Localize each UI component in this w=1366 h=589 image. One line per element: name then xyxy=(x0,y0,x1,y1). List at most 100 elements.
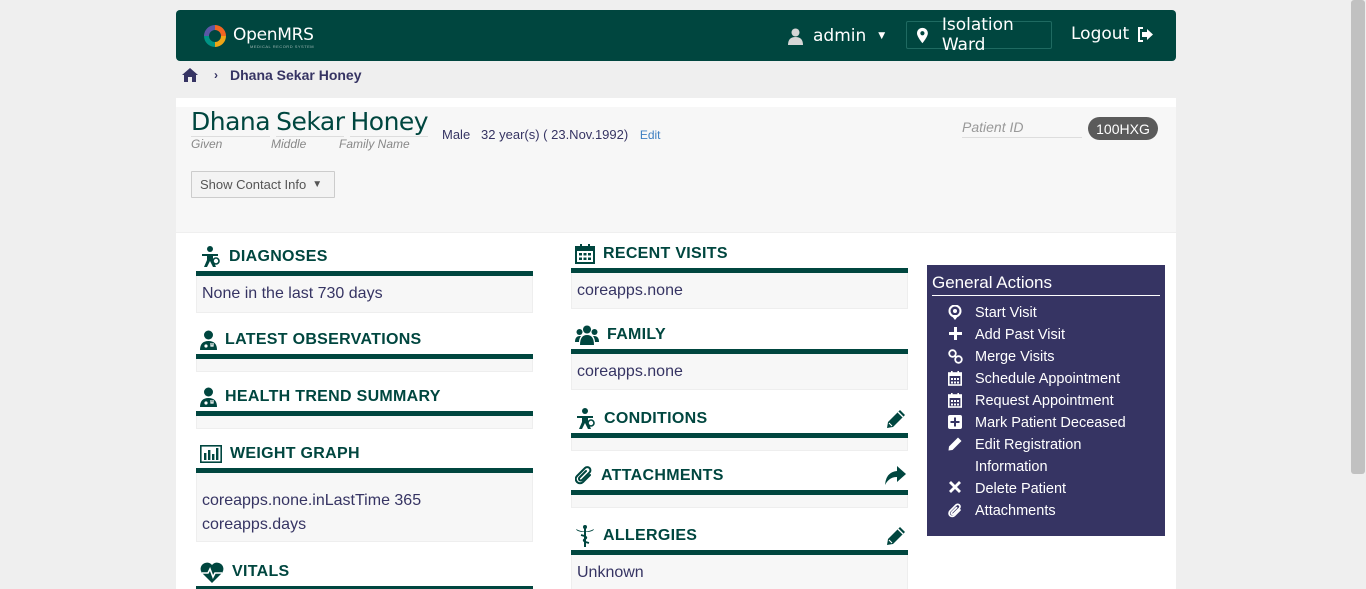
diagnoses-header: Diagnoses xyxy=(196,243,533,271)
breadcrumb-patient[interactable]: Dhana Sekar Honey xyxy=(230,67,362,83)
patient-name: Dhana Sekar Honey xyxy=(191,107,429,137)
paperclip-icon xyxy=(947,500,963,518)
vitals-header: Vitals xyxy=(196,558,533,586)
link-icon xyxy=(947,346,963,364)
general-actions-panel: General Actions Start Visit Add Past Vis… xyxy=(927,265,1165,536)
plus-square-icon xyxy=(947,412,963,429)
medical-caduceus-icon xyxy=(576,525,594,547)
close-icon xyxy=(947,478,963,493)
allergies-header: Allergies xyxy=(571,522,908,550)
merge-visits-label: Merge Visits xyxy=(975,349,1055,365)
diagnosis-icon xyxy=(202,246,220,267)
health-trend-title: Health Trend Summary xyxy=(225,388,441,405)
vitals-widget: Vitals xyxy=(196,558,533,589)
dashboard-content: Diagnoses None in the last 730 days Late… xyxy=(176,233,1176,589)
delete-patient-label: Delete Patient xyxy=(975,481,1067,497)
user-menu[interactable]: admin ▼ xyxy=(788,24,885,48)
caret-down-icon: ▼ xyxy=(312,179,323,190)
user-name: admin xyxy=(813,26,867,46)
merge-visits-action[interactable]: Merge Visits xyxy=(932,346,1160,368)
sign-out-icon xyxy=(1138,26,1154,42)
recent-visits-title: Recent Visits xyxy=(603,245,728,262)
weight-graph-body: coreapps.none.inLastTime 365 coreapps.da… xyxy=(196,473,533,542)
request-appointment-action[interactable]: Request Appointment xyxy=(932,390,1160,412)
location-name: Isolation Ward xyxy=(941,15,1014,55)
patient-id-badge: 100HXG xyxy=(1088,117,1158,140)
given-name: Dhana xyxy=(191,107,271,137)
start-visit-action[interactable]: Start Visit xyxy=(932,302,1160,324)
user-icon xyxy=(788,28,803,45)
pencil-icon[interactable] xyxy=(886,409,906,429)
attachments-body xyxy=(571,495,908,508)
diagnosis-icon xyxy=(577,408,595,429)
paperclip-icon xyxy=(575,466,592,485)
home-icon[interactable] xyxy=(182,68,198,82)
mark-deceased-action[interactable]: Mark Patient Deceased xyxy=(932,412,1160,434)
diagnoses-text: None in the last 730 days xyxy=(202,285,383,302)
middle-name-text: Sekar xyxy=(276,107,345,136)
schedule-appointment-label: Schedule Appointment xyxy=(975,371,1121,387)
contact-button-label: Show Contact Info xyxy=(200,177,307,192)
weight-graph-title: Weight Graph xyxy=(230,445,360,462)
add-past-visit-action[interactable]: Add Past Visit xyxy=(932,324,1160,346)
chevron-down-icon: ▼ xyxy=(878,31,886,41)
family-body: coreapps.none xyxy=(571,354,908,390)
allergies-body: Unknown xyxy=(571,555,908,589)
calendar-icon xyxy=(947,368,963,386)
pencil-icon xyxy=(947,434,963,451)
diagnoses-widget: Diagnoses None in the last 730 days xyxy=(196,243,533,313)
diagnoses-body: None in the last 730 days xyxy=(196,276,533,313)
map-marker-icon xyxy=(917,27,928,43)
request-appointment-label: Request Appointment xyxy=(975,393,1114,409)
logout-link[interactable]: Logout xyxy=(1071,24,1154,44)
latest-observations-body xyxy=(196,359,533,372)
weight-graph-line2: coreapps.days xyxy=(202,516,307,533)
patient-id-label: Patient ID xyxy=(962,119,1082,138)
family-widget: Family coreapps.none xyxy=(571,321,908,390)
user-md-icon xyxy=(200,387,217,407)
show-contact-info-button[interactable]: Show Contact Info ▼ xyxy=(191,171,335,198)
general-actions-title: General Actions xyxy=(932,273,1160,296)
health-trend-body xyxy=(196,416,533,429)
gender: Male xyxy=(442,127,471,142)
scrollbar[interactable] xyxy=(1351,0,1365,474)
edit-registration-action[interactable]: Edit Registration Information xyxy=(932,434,1160,478)
edit-demographics-link[interactable]: Edit xyxy=(640,128,661,142)
top-header: OpenMRS MEDICAL RECORD SYSTEM admin ▼ Is… xyxy=(176,10,1176,61)
middle-name: Sekar xyxy=(276,107,345,137)
allergies-text: Unknown xyxy=(577,563,644,581)
age-birthdate: 32 year(s) ( 23.Nov.1992) xyxy=(481,127,629,142)
location-selector[interactable]: Isolation Ward xyxy=(906,15,1052,55)
recent-visits-widget: Recent Visits coreapps.none xyxy=(571,240,908,309)
attachments-header: Attachments xyxy=(571,462,908,490)
conditions-title: Conditions xyxy=(604,410,708,427)
conditions-header: Conditions xyxy=(571,405,908,433)
pencil-icon[interactable] xyxy=(886,526,906,546)
vitals-title: Vitals xyxy=(232,563,290,580)
openmrs-logo[interactable]: OpenMRS MEDICAL RECORD SYSTEM xyxy=(202,22,337,50)
allergies-title: Allergies xyxy=(603,527,698,544)
weight-graph-line1: coreapps.none.inLastTime 365 xyxy=(202,492,422,509)
patient-demographics: Male 32 year(s) ( 23.Nov.1992) Edit xyxy=(442,127,661,142)
attachments-action[interactable]: Attachments xyxy=(932,500,1160,522)
family-text: coreapps.none xyxy=(577,362,683,380)
allergies-widget: Allergies Unknown xyxy=(571,522,908,589)
user-md-icon xyxy=(200,330,217,350)
mark-deceased-label: Mark Patient Deceased xyxy=(975,415,1126,431)
openmrs-logo-icon xyxy=(204,25,226,47)
recent-visits-header: Recent Visits xyxy=(571,240,908,268)
users-icon xyxy=(575,325,599,345)
map-marker-icon xyxy=(947,302,963,320)
attachments-widget: Attachments xyxy=(571,462,908,508)
latest-observations-title: Latest Observations xyxy=(225,331,422,348)
delete-patient-action[interactable]: Delete Patient xyxy=(932,478,1160,500)
family-name-text: Honey xyxy=(350,107,429,136)
middle-label: Middle xyxy=(271,137,307,151)
recent-visits-body: coreapps.none xyxy=(571,273,908,309)
attachments-label: Attachments xyxy=(975,503,1056,519)
share-icon[interactable] xyxy=(884,466,906,486)
calendar-icon xyxy=(575,244,595,264)
health-trend-header: Health Trend Summary xyxy=(196,383,533,411)
heartbeat-icon xyxy=(200,562,224,583)
schedule-appointment-action[interactable]: Schedule Appointment xyxy=(932,368,1160,390)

= = = =

> _Task directions_
Copy every row above word for word, leaving out the pictures.

> _Final result_
Localize each UI component in this w=1366 h=589 image. One line per element: name then xyxy=(x0,y0,x1,y1). List at most 100 elements.
diagnoses-header: Diagnoses xyxy=(196,243,533,271)
breadcrumb-patient[interactable]: Dhana Sekar Honey xyxy=(230,67,362,83)
patient-name: Dhana Sekar Honey xyxy=(191,107,429,137)
paperclip-icon xyxy=(947,500,963,518)
vitals-header: Vitals xyxy=(196,558,533,586)
link-icon xyxy=(947,346,963,364)
general-actions-panel: General Actions Start Visit Add Past Vis… xyxy=(927,265,1165,536)
plus-square-icon xyxy=(947,412,963,429)
medical-caduceus-icon xyxy=(576,525,594,547)
close-icon xyxy=(947,478,963,493)
allergies-header: Allergies xyxy=(571,522,908,550)
merge-visits-label: Merge Visits xyxy=(975,349,1055,365)
diagnosis-icon xyxy=(202,246,220,267)
health-trend-title: Health Trend Summary xyxy=(225,388,441,405)
vitals-widget: Vitals xyxy=(196,558,533,589)
dashboard-content: Diagnoses None in the last 730 days Late… xyxy=(176,233,1176,589)
delete-patient-label: Delete Patient xyxy=(975,481,1067,497)
user-menu[interactable]: admin ▼ xyxy=(788,24,885,48)
caret-down-icon: ▼ xyxy=(312,179,323,190)
user-name: admin xyxy=(813,26,867,46)
merge-visits-action[interactable]: Merge Visits xyxy=(932,346,1160,368)
sign-out-icon xyxy=(1138,26,1154,42)
recent-visits-title: Recent Visits xyxy=(603,245,728,262)
weight-graph-body: coreapps.none.inLastTime 365 coreapps.da… xyxy=(196,473,533,542)
request-appointment-action[interactable]: Request Appointment xyxy=(932,390,1160,412)
location-name: Isolation Ward xyxy=(941,15,1014,55)
patient-id-badge: 100HXG xyxy=(1088,117,1158,140)
given-name: Dhana xyxy=(191,107,271,137)
start-visit-action[interactable]: Start Visit xyxy=(932,302,1160,324)
user-icon xyxy=(788,28,803,45)
pencil-icon[interactable] xyxy=(886,409,906,429)
attachments-body xyxy=(571,495,908,508)
diagnosis-icon xyxy=(577,408,595,429)
paperclip-icon xyxy=(575,466,592,485)
home-icon[interactable] xyxy=(182,68,198,82)
mark-deceased-action[interactable]: Mark Patient Deceased xyxy=(932,412,1160,434)
diagnoses-text: None in the last 730 days xyxy=(202,285,383,302)
middle-name-text: Sekar xyxy=(276,107,345,136)
schedule-appointment-label: Schedule Appointment xyxy=(975,371,1121,387)
contact-button-label: Show Contact Info xyxy=(200,177,307,192)
weight-graph-title: Weight Graph xyxy=(230,445,360,462)
add-past-visit-action[interactable]: Add Past Visit xyxy=(932,324,1160,346)
chevron-down-icon: ▼ xyxy=(878,31,886,41)
family-body: coreapps.none xyxy=(571,354,908,390)
allergies-body: Unknown xyxy=(571,555,908,589)
calendar-icon xyxy=(947,368,963,386)
pencil-icon xyxy=(947,434,963,451)
diagnoses-widget: Diagnoses None in the last 730 days xyxy=(196,243,533,313)
diagnoses-body: None in the last 730 days xyxy=(196,276,533,313)
map-marker-icon xyxy=(917,27,928,43)
request-appointment-label: Request Appointment xyxy=(975,393,1114,409)
logout-link[interactable]: Logout xyxy=(1071,24,1154,44)
latest-observations-body xyxy=(196,359,533,372)
weight-graph-line2: coreapps.days xyxy=(202,516,307,533)
patient-id-label: Patient ID xyxy=(962,119,1082,138)
family-widget: Family coreapps.none xyxy=(571,321,908,390)
user-md-icon xyxy=(200,387,217,407)
show-contact-info-button[interactable]: Show Contact Info ▼ xyxy=(191,171,335,198)
general-actions-title: General Actions xyxy=(932,273,1160,296)
health-trend-body xyxy=(196,416,533,429)
gender: Male xyxy=(442,127,471,142)
scrollbar[interactable] xyxy=(1351,0,1365,474)
edit-registration-action[interactable]: Edit Registration Information xyxy=(932,434,1160,478)
edit-demographics-link[interactable]: Edit xyxy=(640,128,661,142)
top-header: OpenMRS MEDICAL RECORD SYSTEM admin ▼ Is… xyxy=(176,10,1176,61)
middle-name: Sekar xyxy=(276,107,345,137)
allergies-text: Unknown xyxy=(577,563,644,581)
age-birthdate: 32 year(s) ( 23.Nov.1992) xyxy=(481,127,629,142)
location-selector[interactable]: Isolation Ward xyxy=(906,15,1052,55)
recent-visits-widget: Recent Visits coreapps.none xyxy=(571,240,908,309)
attachments-header: Attachments xyxy=(571,462,908,490)
conditions-title: Conditions xyxy=(604,410,708,427)
conditions-header: Conditions xyxy=(571,405,908,433)
pencil-icon[interactable] xyxy=(886,526,906,546)
vitals-title: Vitals xyxy=(232,563,290,580)
openmrs-logo[interactable]: OpenMRS MEDICAL RECORD SYSTEM xyxy=(202,22,337,50)
allergies-title: Allergies xyxy=(603,527,698,544)
weight-graph-line1: coreapps.none.inLastTime 365 xyxy=(202,492,422,509)
patient-demographics: Male 32 year(s) ( 23.Nov.1992) Edit xyxy=(442,127,661,142)
attachments-action[interactable]: Attachments xyxy=(932,500,1160,522)
family-text: coreapps.none xyxy=(577,362,683,380)
allergies-widget: Allergies Unknown xyxy=(571,522,908,589)
user-md-icon xyxy=(200,330,217,350)
mark-deceased-label: Mark Patient Deceased xyxy=(975,415,1126,431)
openmrs-logo-icon xyxy=(204,25,226,47)
recent-visits-header: Recent Visits xyxy=(571,240,908,268)
users-icon xyxy=(575,325,599,345)
map-marker-icon xyxy=(947,302,963,320)
attachments-widget: Attachments xyxy=(571,462,908,508)
latest-observations-title: Latest Observations xyxy=(225,331,422,348)
delete-patient-action[interactable]: Delete Patient xyxy=(932,478,1160,500)
family-name-text: Honey xyxy=(350,107,429,136)
middle-label: Middle xyxy=(271,137,307,151)
recent-visits-body: coreapps.none xyxy=(571,273,908,309)
attachments-label: Attachments xyxy=(975,503,1056,519)
share-icon[interactable] xyxy=(884,466,906,486)
calendar-icon xyxy=(575,244,595,264)
health-trend-header: Health Trend Summary xyxy=(196,383,533,411)
heartbeat-icon xyxy=(200,562,224,583)
schedule-appointment-action[interactable]: Schedule Appointment xyxy=(932,368,1160,390)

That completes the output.